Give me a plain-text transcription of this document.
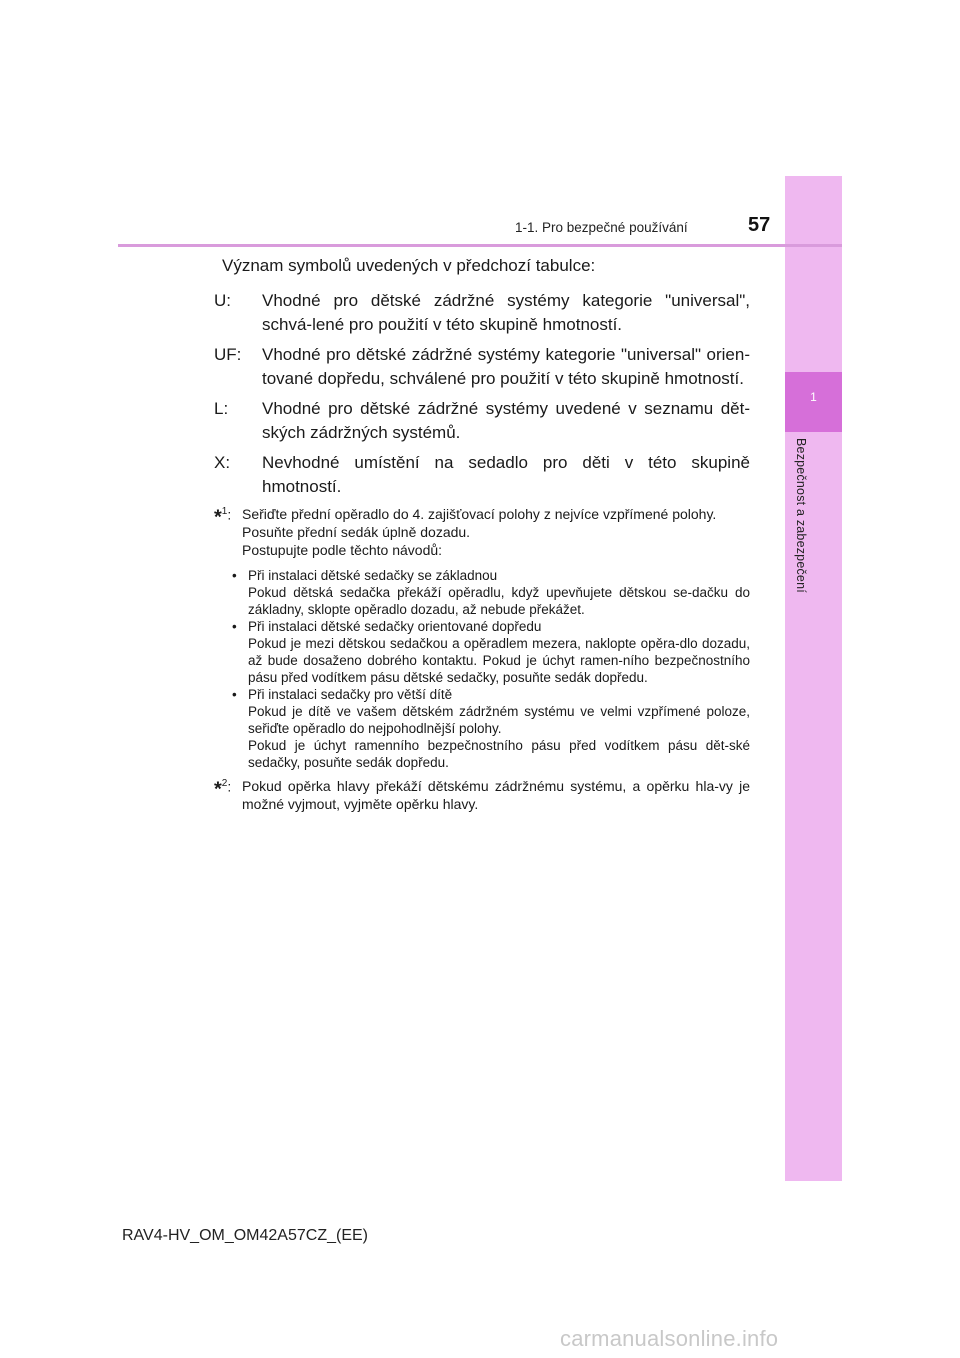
1
Bezpečnost a zabezpečení
1-1. Pro bezpečné používání	57

Význam symbolů uvedených v předchozí tabulce:

U:	Vhodné pro dětské zádržné systémy kategorie "universal", schvá-lené pro použití v této skupině hmotností.
UF:	Vhodné pro dětské zádržné systémy kategorie "universal" orien-tované dopředu, schválené pro použití v této skupině hmotností.
L:	Vhodné pro dětské zádržné systémy uvedené v seznamu dět-ských zádržných systémů.
X:	Nevhodné umístění na sedadlo pro děti v této skupině hmotností.
*$^1$: Seřiďte přední opěradlo do 4. zajišťovací polohy z nejvíce vzpřímené polohy.
Posuňte přední sedák úplně dozadu.
Postupujte podle těchto návodů:
• Při instalaci dětské sedačky se základnou
Pokud dětská sedačka překáží opěradlu, když upevňujete dětskou se-dačku do základny, sklopte opěradlo dozadu, až nebude překážet.
• Při instalaci dětské sedačky orientované dopředu
Pokud je mezi dětskou sedačkou a opěradlem mezera, naklopte opěra-dlo dozadu, až bude dosaženo dobrého kontaktu. Pokud je úchyt ramen-ního bezpečnostního pásu před vodítkem pásu dětské sedačky, posuňte sedák dopředu.
• Při instalaci sedačky pro větší dítě
Pokud je dítě ve vašem dětském zádržném systému ve velmi vzpřímené poloze, seřiďte opěradlo do nejpohodlnější polohy.
Pokud je úchyt ramenního bezpečnostního pásu před vodítkem pásu dět-ské sedačky, posuňte sedák dopředu.
*$^2$: Pokud opěrka hlavy překáží dětskému zádržnému systému, a opěrku hla-vy je možné vyjmout, vyjměte opěrku hlavy.
RAV4-HV_OM_OM42A57CZ_(EE)
carmanualsonline.info
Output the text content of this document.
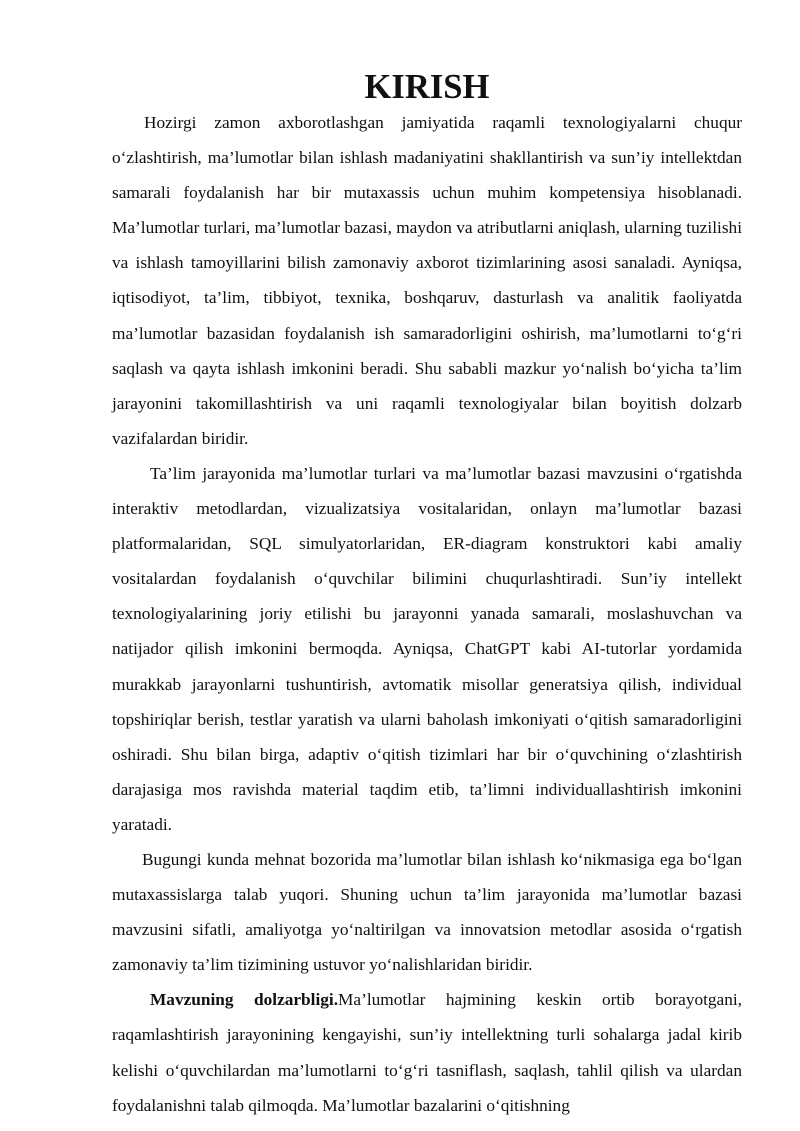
KIRISH

Hozirgi zamon axborotlashgan jamiyatida raqamli texnologiyalarni chuqur o‘zlashtirish, ma’lumotlar bilan ishlash madaniyatini shakllantirish va sun’iy intellektdan samarali foydalanish har bir mutaxassis uchun muhim kompetensiya hisoblanadi. Ma’lumotlar turlari, ma’lumotlar bazasi, maydon va atributlarni aniqlash, ularning tuzilishi va ishlash tamoyillarini bilish zamonaviy axborot tizimlarining asosi sanaladi. Ayniqsa, iqtisodiyot, ta’lim, tibbiyot, texnika, boshqaruv, dasturlash va analitik faoliyatda ma’lumotlar bazasidan foydalanish ish samaradorligini oshirish, ma’lumotlarni to‘g‘ri saqlash va qayta ishlash imkonini beradi. Shu sababli mazkur yo‘nalish bo‘yicha ta’lim jarayonini takomillashtirish va uni raqamli texnologiyalar bilan boyitish dolzarb vazifalardan biridir.

Ta’lim jarayonida ma’lumotlar turlari va ma’lumotlar bazasi mavzusini o‘rgatishda interaktiv metodlardan, vizualizatsiya vositalaridan, onlayn ma’lumotlar bazasi platformalaridan, SQL simulyatorlaridan, ER-diagram konstruktori kabi amaliy vositalardan foydalanish o‘quvchilar bilimini chuqurlashtiradi. Sun’iy intellekt texnologiyalarining joriy etilishi bu jarayonni yanada samarali, moslashuvchan va natijador qilish imkonini bermoqda. Ayniqsa, ChatGPT kabi AI-tutorlar yordamida murakkab jarayonlarni tushuntirish, avtomatik misollar generatsiya qilish, individual topshiriqlar berish, testlar yaratish va ularni baholash imkoniyati o‘qitish samaradorligini oshiradi. Shu bilan birga, adaptiv o‘qitish tizimlari har bir o‘quvchining o‘zlashtirish darajasiga mos ravishda material taqdim etib, ta’limni individuallashtirish imkonini yaratadi.

Bugungi kunda mehnat bozorida ma’lumotlar bilan ishlash ko‘nikmasiga ega bo‘lgan mutaxassislarga talab yuqori. Shuning uchun ta’lim jarayonida ma’lumotlar bazasi mavzusini sifatli, amaliyotga yo‘naltirilgan va innovatsion metodlar asosida o‘rgatish zamonaviy ta’lim tizimining ustuvor yo‘nalishlaridan biridir.

Mavzuning dolzarbligi.Ma’lumotlar hajmining keskin ortib borayotgani, raqamlashtirish jarayonining kengayishi, sun’iy intellektning turli sohalarga jadal kirib kelishi o‘quvchilardan ma’lumotlarni to‘g‘ri tasniflash, saqlash, tahlil qilish va ulardan foydalanishni talab qilmoqda. Ma’lumotlar bazalarini o‘qitishning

•••••

Every record gets retyped exactly; no picture goes into the copy.

Give me a plain-text transcription of this document.
1
Bezpečnost a zabezpečení
1-1. Pro bezpečné používání	57

Význam symbolů uvedených v předchozí tabulce:

U:	Vhodné pro dětské zádržné systémy kategorie "universal", schvá-lené pro použití v této skupině hmotností.
UF:	Vhodné pro dětské zádržné systémy kategorie "universal" orien-tované dopředu, schválené pro použití v této skupině hmotností.
L:	Vhodné pro dětské zádržné systémy uvedené v seznamu dět-ských zádržných systémů.
X:	Nevhodné umístění na sedadlo pro děti v této skupině hmotností.
*$^1$: Seřiďte přední opěradlo do 4. zajišťovací polohy z nejvíce vzpřímené polohy.
Posuňte přední sedák úplně dozadu.
Postupujte podle těchto návodů:
• Při instalaci dětské sedačky se základnou
Pokud dětská sedačka překáží opěradlu, když upevňujete dětskou se-dačku do základny, sklopte opěradlo dozadu, až nebude překážet.
• Při instalaci dětské sedačky orientované dopředu
Pokud je mezi dětskou sedačkou a opěradlem mezera, naklopte opěra-dlo dozadu, až bude dosaženo dobrého kontaktu. Pokud je úchyt ramen-ního bezpečnostního pásu před vodítkem pásu dětské sedačky, posuňte sedák dopředu.
• Při instalaci sedačky pro větší dítě
Pokud je dítě ve vašem dětském zádržném systému ve velmi vzpřímené poloze, seřiďte opěradlo do nejpohodlnější polohy.
Pokud je úchyt ramenního bezpečnostního pásu před vodítkem pásu dět-ské sedačky, posuňte sedák dopředu.
*$^2$: Pokud opěrka hlavy překáží dětskému zádržnému systému, a opěrku hla-vy je možné vyjmout, vyjměte opěrku hlavy.
RAV4-HV_OM_OM42A57CZ_(EE)
carmanualsonline.info
Output the text content of this document.
KIRISH

Hozirgi zamon axborotlashgan jamiyatida raqamli texnologiyalarni chuqur o‘zlashtirish, ma’lumotlar bilan ishlash madaniyatini shakllantirish va sun’iy intellektdan samarali foydalanish har bir mutaxassis uchun muhim kompetensiya hisoblanadi. Ma’lumotlar turlari, ma’lumotlar bazasi, maydon va atributlarni aniqlash, ularning tuzilishi va ishlash tamoyillarini bilish zamonaviy axborot tizimlarining asosi sanaladi. Ayniqsa, iqtisodiyot, ta’lim, tibbiyot, texnika, boshqaruv, dasturlash va analitik faoliyatda ma’lumotlar bazasidan foydalanish ish samaradorligini oshirish, ma’lumotlarni to‘g‘ri saqlash va qayta ishlash imkonini beradi. Shu sababli mazkur yo‘nalish bo‘yicha ta’lim jarayonini takomillashtirish va uni raqamli texnologiyalar bilan boyitish dolzarb vazifalardan biridir.

Ta’lim jarayonida ma’lumotlar turlari va ma’lumotlar bazasi mavzusini o‘rgatishda interaktiv metodlardan, vizualizatsiya vositalaridan, onlayn ma’lumotlar bazasi platformalaridan, SQL simulyatorlaridan, ER-diagram konstruktori kabi amaliy vositalardan foydalanish o‘quvchilar bilimini chuqurlashtiradi. Sun’iy intellekt texnologiyalarining joriy etilishi bu jarayonni yanada samarali, moslashuvchan va natijador qilish imkonini bermoqda. Ayniqsa, ChatGPT kabi AI-tutorlar yordamida murakkab jarayonlarni tushuntirish, avtomatik misollar generatsiya qilish, individual topshiriqlar berish, testlar yaratish va ularni baholash imkoniyati o‘qitish samaradorligini oshiradi. Shu bilan birga, adaptiv o‘qitish tizimlari har bir o‘quvchining o‘zlashtirish darajasiga mos ravishda material taqdim etib, ta’limni individuallashtirish imkonini yaratadi.

Bugungi kunda mehnat bozorida ma’lumotlar bilan ishlash ko‘nikmasiga ega bo‘lgan mutaxassislarga talab yuqori. Shuning uchun ta’lim jarayonida ma’lumotlar bazasi mavzusini sifatli, amaliyotga yo‘naltirilgan va innovatsion metodlar asosida o‘rgatish zamonaviy ta’lim tizimining ustuvor yo‘nalishlaridan biridir.

Mavzuning dolzarbligi.Ma’lumotlar hajmining keskin ortib borayotgani, raqamlashtirish jarayonining kengayishi, sun’iy intellektning turli sohalarga jadal kirib kelishi o‘quvchilardan ma’lumotlarni to‘g‘ri tasniflash, saqlash, tahlil qilish va ulardan foydalanishni talab qilmoqda. Ma’lumotlar bazalarini o‘qitishning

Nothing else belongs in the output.